Exercise set:
**a)** In the dementia staging text below, what type of dementia does Theresa's husband Bob live with?
**b)** Using the dementia staging text below, decide whether each statement agrees with it: (i) the text calls the dementia stage a care road map; (ii) the Functional Assessment Staging Tool (FAST) is given as an example of a paper pencil test; (iii) the infant with a broken leg will require total care. For each, answer yes or no and quote the words of the text that settle it.
**c)** Go on with the dementia staging text below, picking up right after its final sentence.

Text block:
━━━━━━━━━━━━━━━━━━━━
Why is it so important to assess and identify a person’s stage of dementia? To help understand the answer to that question, I ask you to think about another cognitively compromised group- children- and all the information their developmental age supplies you.

Let’s imagine you were the care person for three new patients, and you were told each one had a broken leg. But before you enter their rooms to help with morning ADL care you learn, one patient is an infant, one is 3 years old, and the other is a teenager.

Let’s stop and think about the tremendous insights you immediately gain from knowing their ages. How would knowing their age guide your expectations regarding how independent they could be, how capable they are of learning, and how much help they would need from you to get ready for the day?

And think about how you would instinctively change the way you communicate because you know each child will have a very different ability to understand and to comprehend your verbal and written directions.

The developmental age immediately informs us of a child’s highest level of independence possible, and it gives an idea of their limitations that we must adapt to and support, and their abilities we can use. Therefore, in our scenario we know, simply due to their age, and regardless of any impact from a broken leg:

  • The infant will be totally dependent and will require total care.
  • The toddler may be able to do parts of the morning activities with you doing at least 50%. Also, you will have to proactively manage the safety impact of the broken leg.
  • The teenager should be capable of doing morning activities independently and can learn strategies you teach to compensate for their broken leg. But you may need to supervise because of some impairment in judgment or impulsivity.

That is the same usefulness of a cognitive level or dementia stage. Knowing and understanding the stage of dementia the person is currently functioning within gives us all that valuable insight, clearing muddy waters as it guides our expectations and approach. The dementia stage is our care road map.

Therefore, in this blog we will explore the vital importance of dementia staging as a key tool for quality dementia care. But we also want to take a moment to first reflect on another key insight from Theresa about personhood. As Theresa told us about her husband Bob who is living with Lewy Body dementia, she said “A disease does fit into categories. A person does not.”

You’re right Theresa. We must always consider personhood first, and we once again see this in childcare. No two 3-year-olds are the same in what they can and can’t do because personality, environmental influences, and motivation play a part. Thus, developmental age guides our expectations, but we know the uniqueness of each child must also be considered, honored, and understood. The same is true in dementia care. Thanks for the reminder, Theresa.

Dementia Stage Assessments

 What tools are used to assess dementia stage? There are many cognitive assessments and functional cognitive assessments available, and there is a distinction.

  • Functional cognitive assessments use performance in activities to identify cognitive level. Examples are the Functional Assessment Staging Tool (FAST) and Claudia Allen’s Cognitive Disabilities Model and Allen Assessments.
  • Whereas cognitive assessments isolate and identify specific areas of cognition that are impaired, and this is done by questionnaires or paper pencil tests. An example is the Montreal Cognitive Assessment (MOCA).
━━━━━━━━━━━━━━━━━━━━
Data for analysis:
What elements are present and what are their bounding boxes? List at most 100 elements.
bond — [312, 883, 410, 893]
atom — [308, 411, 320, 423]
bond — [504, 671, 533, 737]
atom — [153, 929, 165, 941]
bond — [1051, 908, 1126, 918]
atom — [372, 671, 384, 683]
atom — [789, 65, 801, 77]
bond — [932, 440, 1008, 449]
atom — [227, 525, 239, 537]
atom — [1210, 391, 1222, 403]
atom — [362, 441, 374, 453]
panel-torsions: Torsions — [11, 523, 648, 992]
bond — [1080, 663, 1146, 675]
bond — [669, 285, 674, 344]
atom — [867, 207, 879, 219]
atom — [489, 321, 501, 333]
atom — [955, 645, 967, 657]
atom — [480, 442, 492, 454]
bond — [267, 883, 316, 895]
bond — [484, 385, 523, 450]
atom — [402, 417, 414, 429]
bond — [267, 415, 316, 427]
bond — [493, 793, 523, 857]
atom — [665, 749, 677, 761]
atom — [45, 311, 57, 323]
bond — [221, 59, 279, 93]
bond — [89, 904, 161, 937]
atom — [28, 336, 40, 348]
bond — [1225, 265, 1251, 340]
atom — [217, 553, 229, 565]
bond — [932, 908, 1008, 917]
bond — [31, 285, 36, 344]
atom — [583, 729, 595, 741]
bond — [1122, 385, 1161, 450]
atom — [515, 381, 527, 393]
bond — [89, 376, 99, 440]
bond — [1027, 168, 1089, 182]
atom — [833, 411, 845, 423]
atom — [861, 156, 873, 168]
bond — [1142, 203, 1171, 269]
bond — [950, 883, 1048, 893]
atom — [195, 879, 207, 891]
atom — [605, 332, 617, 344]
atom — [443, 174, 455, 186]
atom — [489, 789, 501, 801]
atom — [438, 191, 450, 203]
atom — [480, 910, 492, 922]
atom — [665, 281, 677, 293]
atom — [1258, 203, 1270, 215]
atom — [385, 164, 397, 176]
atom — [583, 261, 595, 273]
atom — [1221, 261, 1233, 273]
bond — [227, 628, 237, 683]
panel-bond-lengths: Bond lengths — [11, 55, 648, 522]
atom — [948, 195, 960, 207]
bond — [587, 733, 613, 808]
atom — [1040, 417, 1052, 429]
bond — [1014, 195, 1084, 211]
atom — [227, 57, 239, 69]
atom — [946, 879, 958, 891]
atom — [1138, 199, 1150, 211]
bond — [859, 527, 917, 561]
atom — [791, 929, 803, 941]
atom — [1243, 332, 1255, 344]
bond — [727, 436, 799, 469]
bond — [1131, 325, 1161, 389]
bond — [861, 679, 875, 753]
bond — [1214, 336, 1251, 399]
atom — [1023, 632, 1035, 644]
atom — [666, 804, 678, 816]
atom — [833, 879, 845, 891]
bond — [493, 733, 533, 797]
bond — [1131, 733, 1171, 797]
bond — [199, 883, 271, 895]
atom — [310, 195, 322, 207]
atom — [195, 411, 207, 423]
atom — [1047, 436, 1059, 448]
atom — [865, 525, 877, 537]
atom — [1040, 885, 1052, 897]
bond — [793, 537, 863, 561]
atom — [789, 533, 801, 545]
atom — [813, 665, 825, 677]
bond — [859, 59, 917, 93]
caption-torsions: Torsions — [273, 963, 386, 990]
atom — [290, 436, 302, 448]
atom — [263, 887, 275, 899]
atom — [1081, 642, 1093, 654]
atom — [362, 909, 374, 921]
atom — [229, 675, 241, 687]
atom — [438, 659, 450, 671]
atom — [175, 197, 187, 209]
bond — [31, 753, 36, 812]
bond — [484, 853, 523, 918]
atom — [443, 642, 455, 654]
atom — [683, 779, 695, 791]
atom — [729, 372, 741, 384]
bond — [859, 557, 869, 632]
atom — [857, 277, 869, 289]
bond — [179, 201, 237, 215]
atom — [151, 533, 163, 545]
━━━━━━━━━━━━━━━━━━━━
Answers by item number:
**a)** Lewy Body dementia.

**b)**
(i) Yes: "The dementia stage is our care road map."
(ii) No: "Functional cognitive assessments use performance in activities to identify cognitive level. Examples are the Functional Assessment Staging Tool (FAST)"
(iii) Yes: "The infant will be totally dependent and will require total care."

**c)**
As a dementia specialized Occupational Therapist, I have used many cognitive screens and assessments throughout the years but my go-to is Claudia Allen’s Cognitive Disabilities Model and the associated functional cognitive assessments. I have found this model and the assessments to give me the richest, most accurate information, and the functional nature helps me to easily bridge from the assessment results to the development of a treatment or care plan.

Allen Cognitive Disabilities Model and Allen Cognitive Levels

Claudia Allen described characteristic abilities and deficits at each of her six Allen Cognitive Levels. When using your skilled observations of how the person performs in daily activities and/or using some of her standardized assessments, you are looking for these characteristic abilities and deficits. Level six is considered normal cognition with no deficits, level five is similar to mild cognitive impairment and levels one through four equate to the stages of dementia.

We never determine a person’s cognitive level or dementia stage by observing performance on just one task. For best results, we observe several activities. Once you see a pattern of performance across several activities, consistent with the characteristics of a certain Allen Cognitive Level, you can feel confident that you have identified the person’s current cognitive level or dementia stage.

However, functional performance may fluctuate from day to day or between activities. Why? Allen’s model helps us to answer this. It is built upon the fundamental principle that how well someone performs in any given task on any given day is related to three key components: A persons Can Do, Will Do and May Do:

  • Can Do: Their realistic cognitive and other abilities.
  • Will Do: Their interests, preferences, and culture. (aka their personhood)
  • May Do: Factors outside of the person that influence their independence such as their environment and the competence and availability of needed care support.

Below are example scenarios that illuminate the influence of these three factors on performance. This exemplifies the power of the model, including helping us to understand fluctuations in performance, that often confuses the assessor and leads to inaccurate dementia staging.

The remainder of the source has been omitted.